--- Working data ---

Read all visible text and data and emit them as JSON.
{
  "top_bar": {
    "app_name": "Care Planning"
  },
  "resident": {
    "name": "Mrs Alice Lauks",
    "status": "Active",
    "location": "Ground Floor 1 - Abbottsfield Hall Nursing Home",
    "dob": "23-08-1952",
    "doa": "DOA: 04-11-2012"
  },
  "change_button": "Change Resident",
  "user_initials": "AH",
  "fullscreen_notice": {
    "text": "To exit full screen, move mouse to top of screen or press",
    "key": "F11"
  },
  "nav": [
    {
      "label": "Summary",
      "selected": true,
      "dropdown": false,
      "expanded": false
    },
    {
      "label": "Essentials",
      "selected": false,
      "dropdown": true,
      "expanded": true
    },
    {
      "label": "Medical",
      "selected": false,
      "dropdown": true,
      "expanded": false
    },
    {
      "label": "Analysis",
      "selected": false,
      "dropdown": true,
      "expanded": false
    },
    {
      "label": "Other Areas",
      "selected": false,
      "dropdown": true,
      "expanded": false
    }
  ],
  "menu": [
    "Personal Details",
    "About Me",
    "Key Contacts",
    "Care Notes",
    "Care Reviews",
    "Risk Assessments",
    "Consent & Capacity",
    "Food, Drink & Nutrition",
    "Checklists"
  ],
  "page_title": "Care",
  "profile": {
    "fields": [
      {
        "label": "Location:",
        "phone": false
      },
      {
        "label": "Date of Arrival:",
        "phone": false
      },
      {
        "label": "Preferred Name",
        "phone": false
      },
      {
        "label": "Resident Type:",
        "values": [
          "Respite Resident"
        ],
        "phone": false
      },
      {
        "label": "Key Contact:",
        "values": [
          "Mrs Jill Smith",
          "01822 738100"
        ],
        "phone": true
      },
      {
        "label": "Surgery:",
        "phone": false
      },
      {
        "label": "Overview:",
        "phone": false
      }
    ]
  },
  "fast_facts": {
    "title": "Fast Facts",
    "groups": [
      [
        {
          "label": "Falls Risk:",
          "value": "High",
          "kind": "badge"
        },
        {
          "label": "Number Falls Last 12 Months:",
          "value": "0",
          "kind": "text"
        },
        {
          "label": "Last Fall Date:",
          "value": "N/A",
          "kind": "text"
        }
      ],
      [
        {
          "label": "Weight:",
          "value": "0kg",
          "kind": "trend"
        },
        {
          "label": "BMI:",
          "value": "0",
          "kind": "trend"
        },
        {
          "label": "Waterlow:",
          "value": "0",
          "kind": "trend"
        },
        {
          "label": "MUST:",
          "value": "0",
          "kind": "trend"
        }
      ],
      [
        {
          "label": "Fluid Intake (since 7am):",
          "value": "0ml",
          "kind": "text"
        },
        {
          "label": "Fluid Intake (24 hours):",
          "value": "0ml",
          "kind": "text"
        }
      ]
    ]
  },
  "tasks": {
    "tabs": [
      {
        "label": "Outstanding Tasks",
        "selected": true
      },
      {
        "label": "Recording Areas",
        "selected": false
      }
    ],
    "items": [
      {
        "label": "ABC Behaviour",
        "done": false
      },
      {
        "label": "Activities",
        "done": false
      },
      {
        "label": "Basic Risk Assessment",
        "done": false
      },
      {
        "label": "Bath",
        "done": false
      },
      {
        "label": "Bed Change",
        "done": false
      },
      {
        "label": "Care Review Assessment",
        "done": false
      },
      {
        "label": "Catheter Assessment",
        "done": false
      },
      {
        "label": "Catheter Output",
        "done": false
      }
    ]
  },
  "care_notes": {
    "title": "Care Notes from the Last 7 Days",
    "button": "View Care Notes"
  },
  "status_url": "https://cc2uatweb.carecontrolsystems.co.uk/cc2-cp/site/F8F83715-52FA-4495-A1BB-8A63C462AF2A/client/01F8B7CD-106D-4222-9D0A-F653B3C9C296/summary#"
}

---

*Brief*
Report all lines of the data that include the word "Falls".

*Solution*
          "label": "Falls Risk:",
          "label": "Number Falls Last 12 Months:",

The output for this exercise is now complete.